[Exercise task]:
Rewrite these rows with every "code-phase-point" renamed to "code-phase-marker" and everything else unchanged. Leave the pictures out.

-- Start Records to process --

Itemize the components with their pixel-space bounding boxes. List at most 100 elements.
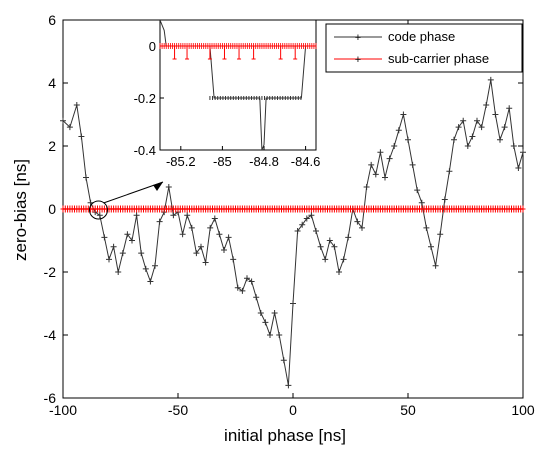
code-phase-point — [119, 250, 126, 257]
inset-sub-carrier-dip — [222, 46, 227, 60]
x-tick-label: 100 — [511, 402, 535, 418]
code-phase-point — [101, 234, 108, 241]
code-phase-point — [299, 221, 306, 228]
code-phase-point — [437, 231, 444, 238]
code-phase-point — [184, 212, 191, 219]
code-phase-point — [469, 133, 476, 140]
code-phase-point — [290, 300, 296, 307]
y-tick-label: 4 — [48, 75, 56, 91]
code-phase-point — [446, 168, 453, 175]
code-phase-point — [515, 165, 522, 172]
inset-x-tick-label: -85.2 — [166, 154, 196, 169]
code-phase-point — [152, 262, 158, 269]
x-axis-label: initial phase [ns] — [224, 426, 346, 445]
code-phase-point — [391, 143, 398, 149]
code-phase-point — [428, 243, 434, 250]
code-phase-point — [345, 234, 352, 241]
inset-sub-carrier-dip — [237, 46, 242, 60]
code-phase-point — [432, 262, 439, 269]
code-phase-point — [60, 117, 66, 124]
legend-swatch-sub-carrier-marker: + — [355, 54, 361, 66]
code-phase-point — [331, 243, 338, 250]
code-phase-point — [326, 237, 333, 244]
code-phase-point — [294, 228, 301, 235]
y-tick-label: 2 — [48, 138, 56, 154]
code-phase-point — [501, 124, 508, 131]
code-phase-point — [198, 243, 204, 250]
zoom-arrow-line — [103, 181, 164, 204]
inset-y-tick-label: 0 — [149, 39, 156, 54]
y-tick-label: -4 — [44, 327, 57, 343]
code-phase-point — [460, 117, 467, 124]
code-phase-point — [221, 246, 227, 253]
x-tick-label: 0 — [289, 402, 297, 418]
code-phase-point — [492, 111, 499, 118]
zoom-circle — [89, 200, 108, 220]
code-phase-point — [400, 111, 407, 118]
code-phase-point — [487, 76, 494, 83]
code-phase-point — [506, 105, 513, 112]
legend-label-code-phase: code phase — [388, 29, 455, 44]
code-phase-point — [248, 278, 255, 285]
code-phase-point — [106, 256, 112, 263]
code-phase-point — [138, 250, 145, 257]
code-phase-point — [451, 136, 457, 143]
inset-x-tick-label: -84.8 — [249, 154, 279, 169]
code-phase-point — [253, 294, 260, 301]
code-phase-point — [170, 212, 177, 219]
code-phase-point — [372, 171, 379, 178]
code-phase-point — [520, 149, 526, 156]
code-phase-point — [165, 183, 172, 190]
code-phase-point — [73, 102, 80, 109]
series-code-phase-line — [62, 79, 524, 386]
code-phase-point — [441, 196, 448, 203]
code-phase-point — [276, 332, 283, 338]
code-phase-point — [234, 284, 241, 291]
inset-x-tick-label: -85 — [213, 154, 232, 169]
code-phase-point — [244, 275, 250, 282]
code-phase-point — [211, 215, 218, 222]
code-phase-point — [464, 143, 471, 149]
inset-y-tick-label: -0.4 — [134, 143, 156, 158]
legend-swatch-code-phase-marker: + — [355, 32, 361, 44]
code-phase-point — [497, 136, 503, 143]
code-phase-point — [78, 133, 85, 140]
code-phase-point — [423, 224, 430, 231]
inset-sub-carrier-dip — [185, 46, 190, 60]
y-tick-label: 6 — [48, 12, 56, 28]
code-phase-point — [129, 237, 135, 244]
y-tick-label: -2 — [44, 264, 57, 280]
code-phase-point — [377, 149, 384, 156]
inset-sub-carrier-dip — [293, 46, 298, 60]
code-phase-point — [225, 234, 232, 241]
inset-x-tick-label: -84.6 — [291, 154, 321, 169]
inset-sub-carrier-dip — [251, 46, 256, 60]
y-axis-label: zero-bias [ns] — [11, 159, 30, 261]
code-phase-point — [405, 136, 411, 143]
code-phase-point — [179, 231, 186, 238]
code-phase-point — [133, 212, 140, 219]
code-phase-point — [510, 143, 517, 149]
inset-y-tick-label: -0.2 — [134, 91, 156, 106]
code-phase-point — [110, 243, 117, 250]
code-phase-point — [386, 155, 393, 162]
code-phase-point — [66, 124, 73, 131]
code-phase-point — [188, 224, 195, 231]
code-phase-point — [418, 199, 425, 206]
code-phase-point — [455, 124, 462, 131]
zoom-arrowhead — [153, 182, 163, 191]
code-phase-point — [483, 102, 490, 109]
code-phase-point — [474, 117, 480, 124]
code-phase-point — [262, 319, 269, 326]
code-phase-point — [216, 231, 223, 238]
code-phase-point — [156, 218, 163, 225]
legend-box — [325, 23, 523, 73]
code-phase-point — [478, 124, 485, 131]
code-phase-point — [382, 174, 388, 181]
code-phase-point — [336, 269, 342, 275]
code-phase-point — [142, 265, 149, 272]
inset-sub-carrier-dip — [172, 46, 177, 60]
inset-sub-carrier-dip — [207, 46, 212, 60]
code-phase-point — [115, 269, 122, 275]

-- End Records to process --

[Right answer]:
Itemize the components with their pixel-space bounding boxes. List at most 100 elements.
code-phase-marker — [119, 250, 126, 257]
inset-sub-carrier-dip — [222, 46, 227, 60]
x-tick-label: 100 — [511, 402, 535, 418]
code-phase-marker — [101, 234, 108, 241]
code-phase-marker — [299, 221, 306, 228]
code-phase-marker — [437, 231, 444, 238]
code-phase-marker — [184, 212, 191, 219]
code-phase-marker — [469, 133, 476, 140]
code-phase-marker — [290, 300, 296, 307]
y-tick-label: 4 — [48, 75, 56, 91]
code-phase-marker — [446, 168, 453, 175]
code-phase-marker — [515, 165, 522, 172]
inset-x-tick-label: -85.2 — [166, 154, 196, 169]
code-phase-marker — [152, 262, 158, 269]
x-axis-label: initial phase [ns] — [224, 426, 346, 445]
code-phase-marker — [391, 143, 398, 149]
code-phase-marker — [428, 243, 434, 250]
code-phase-marker — [345, 234, 352, 241]
inset-sub-carrier-dip — [237, 46, 242, 60]
code-phase-marker — [432, 262, 439, 269]
code-phase-marker — [60, 117, 66, 124]
legend-swatch-sub-carrier-marker: + — [355, 54, 361, 66]
code-phase-marker — [331, 243, 338, 250]
code-phase-marker — [326, 237, 333, 244]
code-phase-marker — [294, 228, 301, 235]
y-tick-label: 2 — [48, 138, 56, 154]
code-phase-marker — [501, 124, 508, 131]
code-phase-marker — [198, 243, 204, 250]
zoom-arrow-line — [103, 181, 164, 204]
inset-y-tick-label: 0 — [149, 39, 156, 54]
y-tick-label: -4 — [44, 327, 57, 343]
code-phase-marker — [460, 117, 467, 124]
code-phase-marker — [221, 246, 227, 253]
x-tick-label: 0 — [289, 402, 297, 418]
code-phase-marker — [492, 111, 499, 118]
zoom-circle — [89, 200, 108, 220]
code-phase-marker — [400, 111, 407, 118]
code-phase-marker — [487, 76, 494, 83]
code-phase-marker — [506, 105, 513, 112]
legend-label-code-phase: code phase — [388, 29, 455, 44]
code-phase-marker — [248, 278, 255, 285]
code-phase-marker — [106, 256, 112, 263]
code-phase-marker — [138, 250, 145, 257]
code-phase-marker — [451, 136, 457, 143]
inset-x-tick-label: -84.8 — [249, 154, 279, 169]
code-phase-marker — [253, 294, 260, 301]
code-phase-marker — [170, 212, 177, 219]
code-phase-marker — [372, 171, 379, 178]
code-phase-marker — [520, 149, 526, 156]
code-phase-marker — [165, 183, 172, 190]
code-phase-marker — [73, 102, 80, 109]
series-code-phase-line — [62, 79, 524, 386]
code-phase-marker — [441, 196, 448, 203]
code-phase-marker — [276, 332, 283, 338]
code-phase-marker — [234, 284, 241, 291]
inset-x-tick-label: -85 — [213, 154, 232, 169]
code-phase-marker — [244, 275, 250, 282]
code-phase-marker — [211, 215, 218, 222]
code-phase-marker — [464, 143, 471, 149]
inset-y-tick-label: -0.4 — [134, 143, 156, 158]
legend-swatch-code-phase-marker: + — [355, 32, 361, 44]
code-phase-marker — [497, 136, 503, 143]
code-phase-marker — [78, 133, 85, 140]
code-phase-marker — [423, 224, 430, 231]
inset-sub-carrier-dip — [185, 46, 190, 60]
y-tick-label: 6 — [48, 12, 56, 28]
code-phase-marker — [129, 237, 135, 244]
y-tick-label: -2 — [44, 264, 57, 280]
code-phase-marker — [377, 149, 384, 156]
inset-sub-carrier-dip — [293, 46, 298, 60]
code-phase-marker — [225, 234, 232, 241]
inset-x-tick-label: -84.6 — [291, 154, 321, 169]
inset-sub-carrier-dip — [251, 46, 256, 60]
y-axis-label: zero-bias [ns] — [11, 159, 30, 261]
code-phase-marker — [405, 136, 411, 143]
code-phase-marker — [179, 231, 186, 238]
code-phase-marker — [133, 212, 140, 219]
code-phase-marker — [510, 143, 517, 149]
inset-y-tick-label: -0.2 — [134, 91, 156, 106]
code-phase-marker — [110, 243, 117, 250]
code-phase-marker — [386, 155, 393, 162]
code-phase-marker — [66, 124, 73, 131]
code-phase-marker — [188, 224, 195, 231]
code-phase-marker — [418, 199, 425, 206]
code-phase-marker — [455, 124, 462, 131]
zoom-arrowhead — [153, 182, 163, 191]
code-phase-marker — [483, 102, 490, 109]
code-phase-marker — [474, 117, 480, 124]
code-phase-marker — [262, 319, 269, 326]
code-phase-marker — [216, 231, 223, 238]
code-phase-marker — [156, 218, 163, 225]
legend-box — [325, 23, 523, 73]
code-phase-marker — [478, 124, 485, 131]
code-phase-marker — [382, 174, 388, 181]
code-phase-marker — [336, 269, 342, 275]
code-phase-marker — [142, 265, 149, 272]
inset-sub-carrier-dip — [172, 46, 177, 60]
inset-sub-carrier-dip — [207, 46, 212, 60]
code-phase-marker — [115, 269, 122, 275]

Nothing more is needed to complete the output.